Rai: What’s happening in Syria is not democracy but ‘genocide’

September 5, 2011

Maronite Patriarch Bechara Boutros al-Rai told France 24 television on Monday that what is happening in Syria is not democracy or reform but “genocide.”

“We call on the international community to not rush into making decisions that change regimes. They called for democracy in Iraq, and this democracy harvested [many] souls. Arab countries are all in labor. Where will we get to? Where will Syria get to?”

France and the international community must think where Arab countries are heading toward, Rai added.

“Are [they heading toward] extremist and violent regimes? Or toward breaking up the Arab world? [Both ways,] this does not serve people in general, and does not serve minorities or the Christians.”

Asked if the fall of the Syrian regime will affect Christian minorities, he said: “The church wants political regimes that protect citizens’ rights. We are not saying ‘we support this regime,’ but [we are saying] we support a regime [based on its positive] results.”

• Dataset extract:
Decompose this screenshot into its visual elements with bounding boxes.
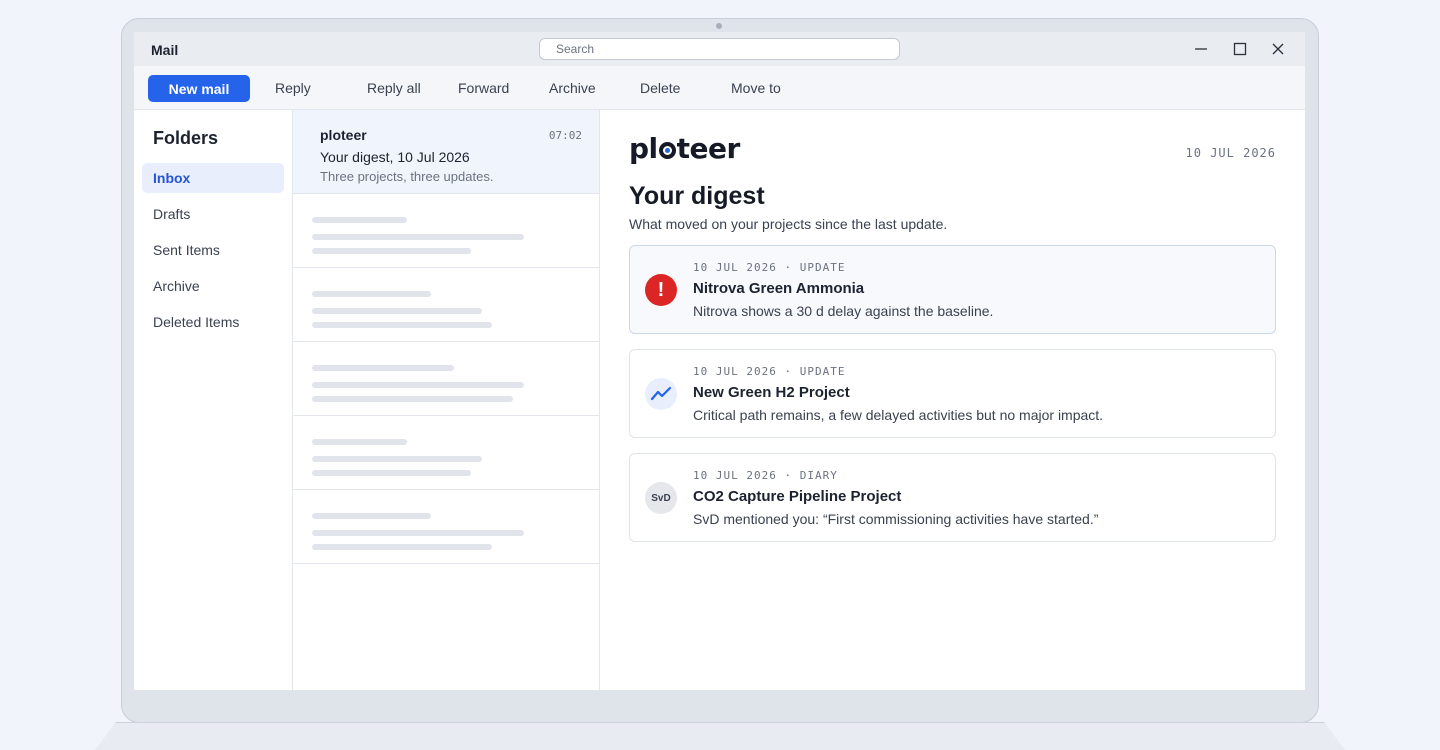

• Task description:
According to the article on Patriarch Rai's remarks about Syria, what kind of political regimes does the church want?

• Correct result:
Regimes that protect citizens' rights.